What the task asks =>
Transcribe the entries below exactly.

Material to process =>

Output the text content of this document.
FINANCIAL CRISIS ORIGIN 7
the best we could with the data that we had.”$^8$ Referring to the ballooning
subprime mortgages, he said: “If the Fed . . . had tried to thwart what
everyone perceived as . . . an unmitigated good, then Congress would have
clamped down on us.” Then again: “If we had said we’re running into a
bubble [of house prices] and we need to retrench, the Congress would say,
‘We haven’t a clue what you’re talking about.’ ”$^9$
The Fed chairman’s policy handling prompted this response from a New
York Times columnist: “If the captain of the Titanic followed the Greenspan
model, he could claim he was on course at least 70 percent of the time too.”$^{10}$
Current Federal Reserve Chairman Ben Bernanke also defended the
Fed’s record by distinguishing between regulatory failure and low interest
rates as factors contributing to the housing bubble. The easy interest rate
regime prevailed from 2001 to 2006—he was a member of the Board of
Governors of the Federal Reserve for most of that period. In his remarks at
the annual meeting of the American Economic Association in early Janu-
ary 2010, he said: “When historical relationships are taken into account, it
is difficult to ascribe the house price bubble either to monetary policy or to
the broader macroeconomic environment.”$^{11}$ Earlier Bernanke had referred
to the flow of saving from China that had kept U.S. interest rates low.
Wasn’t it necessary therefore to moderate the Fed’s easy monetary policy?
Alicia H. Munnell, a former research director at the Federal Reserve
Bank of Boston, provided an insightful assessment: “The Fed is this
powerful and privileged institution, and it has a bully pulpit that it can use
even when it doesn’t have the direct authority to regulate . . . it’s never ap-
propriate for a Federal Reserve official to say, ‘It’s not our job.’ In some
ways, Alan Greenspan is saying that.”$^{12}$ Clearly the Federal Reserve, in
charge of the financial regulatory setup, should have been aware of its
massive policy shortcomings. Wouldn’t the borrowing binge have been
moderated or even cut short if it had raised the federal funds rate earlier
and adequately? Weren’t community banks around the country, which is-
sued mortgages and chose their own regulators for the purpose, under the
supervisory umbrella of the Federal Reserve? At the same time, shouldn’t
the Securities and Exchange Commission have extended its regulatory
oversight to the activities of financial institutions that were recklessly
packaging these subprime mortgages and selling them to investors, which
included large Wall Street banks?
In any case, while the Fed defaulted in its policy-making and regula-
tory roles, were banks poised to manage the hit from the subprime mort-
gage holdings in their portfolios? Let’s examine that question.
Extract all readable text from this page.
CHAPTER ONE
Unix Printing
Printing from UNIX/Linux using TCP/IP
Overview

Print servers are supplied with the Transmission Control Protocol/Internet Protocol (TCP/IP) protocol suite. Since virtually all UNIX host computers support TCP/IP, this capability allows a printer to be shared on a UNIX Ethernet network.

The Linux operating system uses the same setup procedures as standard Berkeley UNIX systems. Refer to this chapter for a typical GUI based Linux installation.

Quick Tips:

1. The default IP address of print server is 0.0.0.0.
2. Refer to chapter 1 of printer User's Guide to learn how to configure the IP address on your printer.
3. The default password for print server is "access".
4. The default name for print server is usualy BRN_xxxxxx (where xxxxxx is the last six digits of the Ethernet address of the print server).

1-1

Completed exercise =>
Output the text content of this document.
FINANCIAL CRISIS ORIGIN 7
the best we could with the data that we had.”$^8$ Referring to the ballooning
subprime mortgages, he said: “If the Fed . . . had tried to thwart what
everyone perceived as . . . an unmitigated good, then Congress would have
clamped down on us.” Then again: “If we had said we’re running into a
bubble [of house prices] and we need to retrench, the Congress would say,
‘We haven’t a clue what you’re talking about.’ ”$^9$
The Fed chairman’s policy handling prompted this response from a New
York Times columnist: “If the captain of the Titanic followed the Greenspan
model, he could claim he was on course at least 70 percent of the time too.”$^{10}$
Current Federal Reserve Chairman Ben Bernanke also defended the
Fed’s record by distinguishing between regulatory failure and low interest
rates as factors contributing to the housing bubble. The easy interest rate
regime prevailed from 2001 to 2006—he was a member of the Board of
Governors of the Federal Reserve for most of that period. In his remarks at
the annual meeting of the American Economic Association in early Janu-
ary 2010, he said: “When historical relationships are taken into account, it
is difficult to ascribe the house price bubble either to monetary policy or to
the broader macroeconomic environment.”$^{11}$ Earlier Bernanke had referred
to the flow of saving from China that had kept U.S. interest rates low.
Wasn’t it necessary therefore to moderate the Fed’s easy monetary policy?
Alicia H. Munnell, a former research director at the Federal Reserve
Bank of Boston, provided an insightful assessment: “The Fed is this
powerful and privileged institution, and it has a bully pulpit that it can use
even when it doesn’t have the direct authority to regulate . . . it’s never ap-
propriate for a Federal Reserve official to say, ‘It’s not our job.’ In some
ways, Alan Greenspan is saying that.”$^{12}$ Clearly the Federal Reserve, in
charge of the financial regulatory setup, should have been aware of its
massive policy shortcomings. Wouldn’t the borrowing binge have been
moderated or even cut short if it had raised the federal funds rate earlier
and adequately? Weren’t community banks around the country, which is-
sued mortgages and chose their own regulators for the purpose, under the
supervisory umbrella of the Federal Reserve? At the same time, shouldn’t
the Securities and Exchange Commission have extended its regulatory
oversight to the activities of financial institutions that were recklessly
packaging these subprime mortgages and selling them to investors, which
included large Wall Street banks?
In any case, while the Fed defaulted in its policy-making and regula-
tory roles, were banks poised to manage the hit from the subprime mort-
gage holdings in their portfolios? Let’s examine that question.
Extract all readable text from this page.
CHAPTER ONE
Unix Printing
Printing from UNIX/Linux using TCP/IP
Overview

Print servers are supplied with the Transmission Control Protocol/Internet Protocol (TCP/IP) protocol suite. Since virtually all UNIX host computers support TCP/IP, this capability allows a printer to be shared on a UNIX Ethernet network.

The Linux operating system uses the same setup procedures as standard Berkeley UNIX systems. Refer to this chapter for a typical GUI based Linux installation.

Quick Tips:

1. The default IP address of print server is 0.0.0.0.
2. Refer to chapter 1 of printer User's Guide to learn how to configure the IP address on your printer.
3. The default password for print server is "access".
4. The default name for print server is usualy BRN_xxxxxx (where xxxxxx is the last six digits of the Ethernet address of the print server).

1-1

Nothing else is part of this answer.